(Stored entries)
::::::

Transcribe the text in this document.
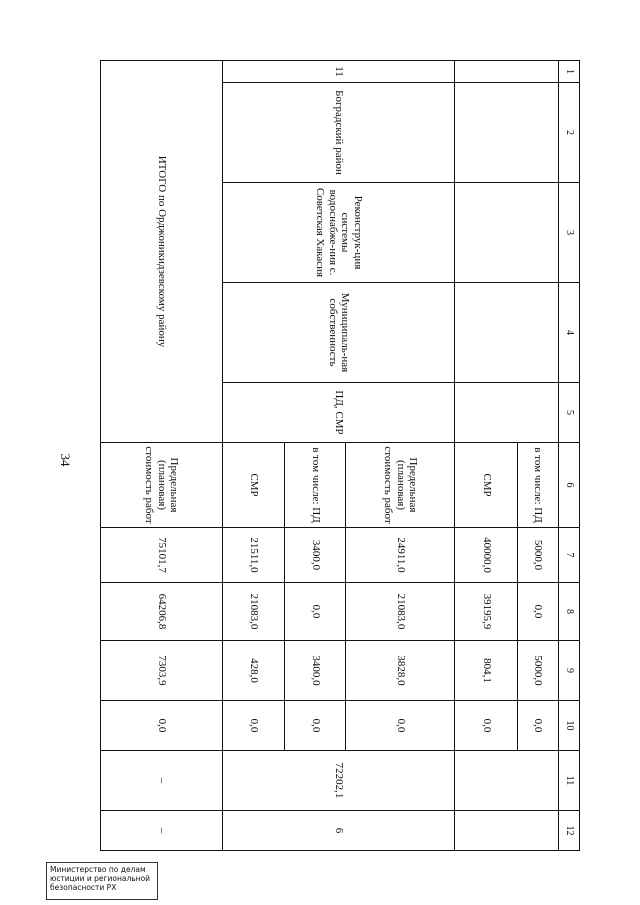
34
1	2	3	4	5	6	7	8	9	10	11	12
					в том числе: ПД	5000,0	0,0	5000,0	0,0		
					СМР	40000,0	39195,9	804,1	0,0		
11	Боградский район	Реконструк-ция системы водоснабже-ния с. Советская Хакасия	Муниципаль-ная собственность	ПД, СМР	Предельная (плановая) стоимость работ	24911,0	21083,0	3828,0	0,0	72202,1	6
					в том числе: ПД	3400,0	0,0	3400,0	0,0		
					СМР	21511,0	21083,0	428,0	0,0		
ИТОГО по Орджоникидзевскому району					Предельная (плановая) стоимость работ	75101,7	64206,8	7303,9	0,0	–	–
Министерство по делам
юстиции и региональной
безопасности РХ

::::::

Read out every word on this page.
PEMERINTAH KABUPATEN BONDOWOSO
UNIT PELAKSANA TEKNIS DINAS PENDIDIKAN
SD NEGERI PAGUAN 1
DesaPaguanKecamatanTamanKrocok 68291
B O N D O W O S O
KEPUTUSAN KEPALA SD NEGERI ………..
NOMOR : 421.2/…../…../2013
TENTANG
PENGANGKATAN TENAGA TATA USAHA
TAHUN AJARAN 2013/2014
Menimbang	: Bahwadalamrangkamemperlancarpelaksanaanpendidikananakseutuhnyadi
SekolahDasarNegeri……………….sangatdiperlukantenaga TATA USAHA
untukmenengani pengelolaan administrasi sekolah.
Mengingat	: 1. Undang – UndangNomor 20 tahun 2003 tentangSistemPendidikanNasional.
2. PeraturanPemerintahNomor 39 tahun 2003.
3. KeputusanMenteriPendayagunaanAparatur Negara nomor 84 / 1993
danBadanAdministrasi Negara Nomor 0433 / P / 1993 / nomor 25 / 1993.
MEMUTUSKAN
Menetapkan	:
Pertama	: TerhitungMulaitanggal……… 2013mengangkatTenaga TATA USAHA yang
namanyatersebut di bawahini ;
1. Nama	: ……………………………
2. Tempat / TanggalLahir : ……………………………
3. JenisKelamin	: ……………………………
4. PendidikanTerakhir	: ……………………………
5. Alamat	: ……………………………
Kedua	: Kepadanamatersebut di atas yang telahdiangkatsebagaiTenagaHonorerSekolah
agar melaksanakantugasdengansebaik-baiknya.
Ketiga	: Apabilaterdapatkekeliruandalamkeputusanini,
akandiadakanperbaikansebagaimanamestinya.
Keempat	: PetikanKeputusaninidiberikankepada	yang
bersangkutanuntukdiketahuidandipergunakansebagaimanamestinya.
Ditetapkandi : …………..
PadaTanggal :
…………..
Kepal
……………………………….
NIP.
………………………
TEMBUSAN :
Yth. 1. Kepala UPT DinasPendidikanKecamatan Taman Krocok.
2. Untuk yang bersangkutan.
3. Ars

::::::

--- Exercise details ---
In the listing, how many lines hold "this"? Answer with a bare number.

--- Completed task ---
2